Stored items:

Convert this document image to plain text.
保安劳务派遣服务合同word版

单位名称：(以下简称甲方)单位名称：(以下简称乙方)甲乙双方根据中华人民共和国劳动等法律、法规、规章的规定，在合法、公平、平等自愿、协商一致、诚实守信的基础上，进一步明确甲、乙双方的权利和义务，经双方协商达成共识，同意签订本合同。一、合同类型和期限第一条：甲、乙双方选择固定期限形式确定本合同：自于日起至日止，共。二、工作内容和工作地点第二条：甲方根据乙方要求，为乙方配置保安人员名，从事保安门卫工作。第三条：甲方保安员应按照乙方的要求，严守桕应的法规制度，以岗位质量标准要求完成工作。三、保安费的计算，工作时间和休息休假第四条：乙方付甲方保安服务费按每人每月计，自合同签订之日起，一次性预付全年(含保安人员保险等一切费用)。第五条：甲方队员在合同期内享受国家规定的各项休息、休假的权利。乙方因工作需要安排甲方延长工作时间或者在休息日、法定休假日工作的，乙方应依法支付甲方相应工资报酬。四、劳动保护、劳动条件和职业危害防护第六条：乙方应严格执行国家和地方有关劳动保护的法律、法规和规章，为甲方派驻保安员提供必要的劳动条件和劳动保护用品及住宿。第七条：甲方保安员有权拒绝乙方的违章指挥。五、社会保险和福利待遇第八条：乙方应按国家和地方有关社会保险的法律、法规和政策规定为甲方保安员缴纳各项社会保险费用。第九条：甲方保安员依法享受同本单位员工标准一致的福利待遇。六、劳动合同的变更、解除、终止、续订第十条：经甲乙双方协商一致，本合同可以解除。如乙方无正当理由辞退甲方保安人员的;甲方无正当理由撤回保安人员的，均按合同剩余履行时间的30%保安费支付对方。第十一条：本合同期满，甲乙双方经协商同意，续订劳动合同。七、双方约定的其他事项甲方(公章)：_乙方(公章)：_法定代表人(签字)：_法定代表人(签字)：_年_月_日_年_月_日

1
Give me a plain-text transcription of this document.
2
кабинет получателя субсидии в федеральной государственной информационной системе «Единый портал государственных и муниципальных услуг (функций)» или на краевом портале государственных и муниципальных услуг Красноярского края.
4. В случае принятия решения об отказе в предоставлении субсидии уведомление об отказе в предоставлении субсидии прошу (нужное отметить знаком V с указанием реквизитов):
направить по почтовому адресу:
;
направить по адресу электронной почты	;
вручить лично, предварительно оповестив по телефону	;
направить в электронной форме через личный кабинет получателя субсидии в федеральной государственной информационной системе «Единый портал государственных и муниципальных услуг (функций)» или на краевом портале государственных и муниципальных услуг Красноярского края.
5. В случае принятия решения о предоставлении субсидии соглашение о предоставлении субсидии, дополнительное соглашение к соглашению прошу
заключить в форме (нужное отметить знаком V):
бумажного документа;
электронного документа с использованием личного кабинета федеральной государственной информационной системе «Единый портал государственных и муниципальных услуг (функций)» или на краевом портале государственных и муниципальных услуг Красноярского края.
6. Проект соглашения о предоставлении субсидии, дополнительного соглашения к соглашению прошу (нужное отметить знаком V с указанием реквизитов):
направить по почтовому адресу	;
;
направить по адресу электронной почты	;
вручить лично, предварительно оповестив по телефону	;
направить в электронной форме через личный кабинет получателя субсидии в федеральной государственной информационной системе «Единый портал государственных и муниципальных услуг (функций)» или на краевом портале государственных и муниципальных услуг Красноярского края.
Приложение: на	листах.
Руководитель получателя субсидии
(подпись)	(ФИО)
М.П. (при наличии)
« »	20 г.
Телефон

[PROBLEM DETAILS]: Reproduce the entries above exactly.

[RESULT]:
Convert this document image to plain text.
保安劳务派遣服务合同word版

单位名称：(以下简称甲方)单位名称：(以下简称乙方)甲乙双方根据中华人民共和国劳动等法律、法规、规章的规定，在合法、公平、平等自愿、协商一致、诚实守信的基础上，进一步明确甲、乙双方的权利和义务，经双方协商达成共识，同意签订本合同。一、合同类型和期限第一条：甲、乙双方选择固定期限形式确定本合同：自于日起至日止，共。二、工作内容和工作地点第二条：甲方根据乙方要求，为乙方配置保安人员名，从事保安门卫工作。第三条：甲方保安员应按照乙方的要求，严守桕应的法规制度，以岗位质量标准要求完成工作。三、保安费的计算，工作时间和休息休假第四条：乙方付甲方保安服务费按每人每月计，自合同签订之日起，一次性预付全年(含保安人员保险等一切费用)。第五条：甲方队员在合同期内享受国家规定的各项休息、休假的权利。乙方因工作需要安排甲方延长工作时间或者在休息日、法定休假日工作的，乙方应依法支付甲方相应工资报酬。四、劳动保护、劳动条件和职业危害防护第六条：乙方应严格执行国家和地方有关劳动保护的法律、法规和规章，为甲方派驻保安员提供必要的劳动条件和劳动保护用品及住宿。第七条：甲方保安员有权拒绝乙方的违章指挥。五、社会保险和福利待遇第八条：乙方应按国家和地方有关社会保险的法律、法规和政策规定为甲方保安员缴纳各项社会保险费用。第九条：甲方保安员依法享受同本单位员工标准一致的福利待遇。六、劳动合同的变更、解除、终止、续订第十条：经甲乙双方协商一致，本合同可以解除。如乙方无正当理由辞退甲方保安人员的;甲方无正当理由撤回保安人员的，均按合同剩余履行时间的30%保安费支付对方。第十一条：本合同期满，甲乙双方经协商同意，续订劳动合同。七、双方约定的其他事项甲方(公章)：_乙方(公章)：_法定代表人(签字)：_法定代表人(签字)：_年_月_日_年_月_日

1
Give me a plain-text transcription of this document.
2
кабинет получателя субсидии в федеральной государственной информационной системе «Единый портал государственных и муниципальных услуг (функций)» или на краевом портале государственных и муниципальных услуг Красноярского края.
4. В случае принятия решения об отказе в предоставлении субсидии уведомление об отказе в предоставлении субсидии прошу (нужное отметить знаком V с указанием реквизитов):
направить по почтовому адресу:
;
направить по адресу электронной почты	;
вручить лично, предварительно оповестив по телефону	;
направить в электронной форме через личный кабинет получателя субсидии в федеральной государственной информационной системе «Единый портал государственных и муниципальных услуг (функций)» или на краевом портале государственных и муниципальных услуг Красноярского края.
5. В случае принятия решения о предоставлении субсидии соглашение о предоставлении субсидии, дополнительное соглашение к соглашению прошу
заключить в форме (нужное отметить знаком V):
бумажного документа;
электронного документа с использованием личного кабинета федеральной государственной информационной системе «Единый портал государственных и муниципальных услуг (функций)» или на краевом портале государственных и муниципальных услуг Красноярского края.
6. Проект соглашения о предоставлении субсидии, дополнительного соглашения к соглашению прошу (нужное отметить знаком V с указанием реквизитов):
направить по почтовому адресу	;
;
направить по адресу электронной почты	;
вручить лично, предварительно оповестив по телефону	;
направить в электронной форме через личный кабинет получателя субсидии в федеральной государственной информационной системе «Единый портал государственных и муниципальных услуг (функций)» или на краевом портале государственных и муниципальных услуг Красноярского края.
Приложение: на	листах.
Руководитель получателя субсидии
(подпись)	(ФИО)
М.П. (при наличии)
« »	20 г.
Телефон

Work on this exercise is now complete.